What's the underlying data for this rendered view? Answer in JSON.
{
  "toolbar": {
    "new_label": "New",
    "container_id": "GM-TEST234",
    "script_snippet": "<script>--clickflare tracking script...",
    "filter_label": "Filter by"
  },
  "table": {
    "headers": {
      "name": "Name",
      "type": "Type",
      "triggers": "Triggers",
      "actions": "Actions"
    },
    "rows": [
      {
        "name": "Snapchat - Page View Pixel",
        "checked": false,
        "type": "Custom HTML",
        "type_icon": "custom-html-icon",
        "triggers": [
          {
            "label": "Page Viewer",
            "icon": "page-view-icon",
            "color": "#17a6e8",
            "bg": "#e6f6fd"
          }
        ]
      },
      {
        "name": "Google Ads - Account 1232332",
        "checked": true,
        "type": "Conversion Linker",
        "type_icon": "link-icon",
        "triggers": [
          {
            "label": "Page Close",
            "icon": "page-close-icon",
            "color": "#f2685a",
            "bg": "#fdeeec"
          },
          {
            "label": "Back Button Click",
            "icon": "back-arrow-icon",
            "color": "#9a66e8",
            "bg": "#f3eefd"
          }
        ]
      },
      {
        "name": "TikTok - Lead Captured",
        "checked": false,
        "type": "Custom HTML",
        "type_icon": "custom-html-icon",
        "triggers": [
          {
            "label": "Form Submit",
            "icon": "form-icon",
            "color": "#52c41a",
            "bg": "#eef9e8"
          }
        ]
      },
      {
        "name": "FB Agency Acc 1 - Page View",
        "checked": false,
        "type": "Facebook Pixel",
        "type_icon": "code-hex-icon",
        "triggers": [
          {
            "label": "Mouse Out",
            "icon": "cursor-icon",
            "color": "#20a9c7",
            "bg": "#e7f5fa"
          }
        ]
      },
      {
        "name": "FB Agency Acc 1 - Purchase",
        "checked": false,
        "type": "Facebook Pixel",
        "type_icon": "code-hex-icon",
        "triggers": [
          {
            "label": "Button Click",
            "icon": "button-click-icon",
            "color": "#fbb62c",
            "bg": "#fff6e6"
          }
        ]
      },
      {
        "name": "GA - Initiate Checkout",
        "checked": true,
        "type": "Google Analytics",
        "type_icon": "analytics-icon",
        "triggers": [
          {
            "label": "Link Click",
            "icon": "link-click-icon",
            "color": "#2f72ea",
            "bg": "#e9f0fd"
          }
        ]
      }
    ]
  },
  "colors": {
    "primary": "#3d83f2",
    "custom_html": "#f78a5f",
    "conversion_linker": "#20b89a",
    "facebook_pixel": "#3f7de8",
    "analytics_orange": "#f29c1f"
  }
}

◇ ◇ ◇ ◇

§ **INSTRUCTIONS FOR THE TASK**: Extract the listing in its entirety, matching it exactly.

§ **SOLUTION TO THIS TASK**:
What's the underlying data for this rendered view? Answer in JSON.
{
  "toolbar": {
    "new_label": "New",
    "container_id": "GM-TEST234",
    "script_snippet": "<script>--clickflare tracking script...",
    "filter_label": "Filter by"
  },
  "table": {
    "headers": {
      "name": "Name",
      "type": "Type",
      "triggers": "Triggers",
      "actions": "Actions"
    },
    "rows": [
      {
        "name": "Snapchat - Page View Pixel",
        "checked": false,
        "type": "Custom HTML",
        "type_icon": "custom-html-icon",
        "triggers": [
          {
            "label": "Page Viewer",
            "icon": "page-view-icon",
            "color": "#17a6e8",
            "bg": "#e6f6fd"
          }
        ]
      },
      {
        "name": "Google Ads - Account 1232332",
        "checked": true,
        "type": "Conversion Linker",
        "type_icon": "link-icon",
        "triggers": [
          {
            "label": "Page Close",
            "icon": "page-close-icon",
            "color": "#f2685a",
            "bg": "#fdeeec"
          },
          {
            "label": "Back Button Click",
            "icon": "back-arrow-icon",
            "color": "#9a66e8",
            "bg": "#f3eefd"
          }
        ]
      },
      {
        "name": "TikTok - Lead Captured",
        "checked": false,
        "type": "Custom HTML",
        "type_icon": "custom-html-icon",
        "triggers": [
          {
            "label": "Form Submit",
            "icon": "form-icon",
            "color": "#52c41a",
            "bg": "#eef9e8"
          }
        ]
      },
      {
        "name": "FB Agency Acc 1 - Page View",
        "checked": false,
        "type": "Facebook Pixel",
        "type_icon": "code-hex-icon",
        "triggers": [
          {
            "label": "Mouse Out",
            "icon": "cursor-icon",
            "color": "#20a9c7",
            "bg": "#e7f5fa"
          }
        ]
      },
      {
        "name": "FB Agency Acc 1 - Purchase",
        "checked": false,
        "type": "Facebook Pixel",
        "type_icon": "code-hex-icon",
        "triggers": [
          {
            "label": "Button Click",
            "icon": "button-click-icon",
            "color": "#fbb62c",
            "bg": "#fff6e6"
          }
        ]
      },
      {
        "name": "GA - Initiate Checkout",
        "checked": true,
        "type": "Google Analytics",
        "type_icon": "analytics-icon",
        "triggers": [
          {
            "label": "Link Click",
            "icon": "link-click-icon",
            "color": "#2f72ea",
            "bg": "#e9f0fd"
          }
        ]
      }
    ]
  },
  "colors": {
    "primary": "#3d83f2",
    "custom_html": "#f78a5f",
    "conversion_linker": "#20b89a",
    "facebook_pixel": "#3f7de8",
    "analytics_orange": "#f29c1f"
  }
}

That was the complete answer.